(Stored items from a collection)
------------------------
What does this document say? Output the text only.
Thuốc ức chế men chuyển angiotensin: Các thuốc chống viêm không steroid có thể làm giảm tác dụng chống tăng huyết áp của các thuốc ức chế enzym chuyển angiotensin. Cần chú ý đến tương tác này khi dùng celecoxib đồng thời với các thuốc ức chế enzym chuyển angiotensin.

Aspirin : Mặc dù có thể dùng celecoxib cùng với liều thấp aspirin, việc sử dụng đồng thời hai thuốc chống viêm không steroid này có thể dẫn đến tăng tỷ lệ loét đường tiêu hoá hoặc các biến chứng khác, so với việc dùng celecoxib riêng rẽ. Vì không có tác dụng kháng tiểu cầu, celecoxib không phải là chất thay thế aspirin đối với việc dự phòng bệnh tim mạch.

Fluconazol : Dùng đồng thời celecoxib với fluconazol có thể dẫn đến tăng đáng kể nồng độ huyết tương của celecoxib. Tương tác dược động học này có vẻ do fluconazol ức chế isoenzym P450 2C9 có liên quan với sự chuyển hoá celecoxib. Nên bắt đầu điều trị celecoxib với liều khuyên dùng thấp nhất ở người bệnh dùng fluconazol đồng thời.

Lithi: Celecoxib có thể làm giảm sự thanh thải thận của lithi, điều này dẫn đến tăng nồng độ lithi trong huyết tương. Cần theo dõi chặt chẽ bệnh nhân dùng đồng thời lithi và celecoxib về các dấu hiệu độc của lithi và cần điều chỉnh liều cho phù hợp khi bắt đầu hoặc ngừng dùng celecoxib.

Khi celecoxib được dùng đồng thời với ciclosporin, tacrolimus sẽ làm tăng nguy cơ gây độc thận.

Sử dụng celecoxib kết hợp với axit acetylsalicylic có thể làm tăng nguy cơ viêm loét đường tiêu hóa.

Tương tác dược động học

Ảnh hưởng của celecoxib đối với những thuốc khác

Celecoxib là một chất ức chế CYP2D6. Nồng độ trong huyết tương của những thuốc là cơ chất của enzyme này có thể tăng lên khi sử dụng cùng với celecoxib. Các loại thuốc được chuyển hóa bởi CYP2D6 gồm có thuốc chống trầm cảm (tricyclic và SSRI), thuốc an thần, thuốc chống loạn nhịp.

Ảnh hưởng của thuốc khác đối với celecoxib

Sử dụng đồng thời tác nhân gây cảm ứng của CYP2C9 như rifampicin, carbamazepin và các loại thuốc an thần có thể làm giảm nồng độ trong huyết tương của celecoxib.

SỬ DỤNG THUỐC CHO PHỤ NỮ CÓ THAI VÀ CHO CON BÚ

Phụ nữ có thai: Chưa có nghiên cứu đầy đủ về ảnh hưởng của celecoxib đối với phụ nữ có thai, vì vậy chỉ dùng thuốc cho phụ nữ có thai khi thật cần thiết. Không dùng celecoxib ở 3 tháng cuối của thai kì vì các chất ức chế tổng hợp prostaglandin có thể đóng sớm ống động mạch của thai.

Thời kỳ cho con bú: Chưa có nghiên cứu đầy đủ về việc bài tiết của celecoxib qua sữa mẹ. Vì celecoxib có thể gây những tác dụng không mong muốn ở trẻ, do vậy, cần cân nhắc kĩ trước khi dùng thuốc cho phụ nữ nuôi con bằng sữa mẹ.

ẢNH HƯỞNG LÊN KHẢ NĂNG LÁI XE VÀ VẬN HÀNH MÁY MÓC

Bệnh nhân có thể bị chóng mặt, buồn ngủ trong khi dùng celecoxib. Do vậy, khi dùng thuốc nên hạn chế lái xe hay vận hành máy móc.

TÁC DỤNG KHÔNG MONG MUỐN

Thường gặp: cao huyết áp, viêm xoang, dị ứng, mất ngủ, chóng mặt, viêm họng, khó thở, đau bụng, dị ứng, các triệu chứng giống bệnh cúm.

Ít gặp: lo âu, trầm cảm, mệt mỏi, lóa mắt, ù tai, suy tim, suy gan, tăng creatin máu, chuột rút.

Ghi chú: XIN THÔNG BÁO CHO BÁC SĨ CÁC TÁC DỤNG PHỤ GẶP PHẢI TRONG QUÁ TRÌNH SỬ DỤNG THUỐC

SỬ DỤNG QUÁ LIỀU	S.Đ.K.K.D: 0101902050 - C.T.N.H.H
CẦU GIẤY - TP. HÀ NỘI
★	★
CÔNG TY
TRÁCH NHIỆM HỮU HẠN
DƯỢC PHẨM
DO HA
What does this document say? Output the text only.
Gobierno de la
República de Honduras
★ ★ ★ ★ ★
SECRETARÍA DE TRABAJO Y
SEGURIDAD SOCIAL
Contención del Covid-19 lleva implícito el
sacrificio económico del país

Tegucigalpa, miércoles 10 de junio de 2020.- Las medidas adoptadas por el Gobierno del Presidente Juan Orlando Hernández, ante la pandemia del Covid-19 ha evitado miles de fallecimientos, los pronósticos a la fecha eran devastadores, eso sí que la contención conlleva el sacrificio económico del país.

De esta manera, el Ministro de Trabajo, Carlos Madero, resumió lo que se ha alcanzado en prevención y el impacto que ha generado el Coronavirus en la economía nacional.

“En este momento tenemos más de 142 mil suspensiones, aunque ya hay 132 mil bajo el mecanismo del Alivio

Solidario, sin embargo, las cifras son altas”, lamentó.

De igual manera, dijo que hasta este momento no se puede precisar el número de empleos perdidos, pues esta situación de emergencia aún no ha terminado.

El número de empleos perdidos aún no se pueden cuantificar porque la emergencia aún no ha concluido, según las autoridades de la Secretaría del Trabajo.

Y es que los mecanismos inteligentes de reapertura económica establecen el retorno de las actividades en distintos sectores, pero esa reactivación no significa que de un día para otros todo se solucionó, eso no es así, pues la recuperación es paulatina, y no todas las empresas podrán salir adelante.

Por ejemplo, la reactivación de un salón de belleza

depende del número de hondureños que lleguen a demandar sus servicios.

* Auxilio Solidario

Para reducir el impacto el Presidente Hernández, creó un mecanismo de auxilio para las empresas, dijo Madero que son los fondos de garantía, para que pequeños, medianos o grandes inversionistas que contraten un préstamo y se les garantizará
------------------------
## Aim of the task
Wherever the string "empleos" occurs in the entries, copy that whole line.

## Solution for this problem
De igual manera, dijo que hasta este momento no se puede precisar el número de empleos perdidos, pues esta situación de emergencia aún no ha terminado.
El número de empleos perdidos aún no se pueden cuantificar porque la emergencia aún no ha concluido, según las autoridades de la Secretaría del Trabajo.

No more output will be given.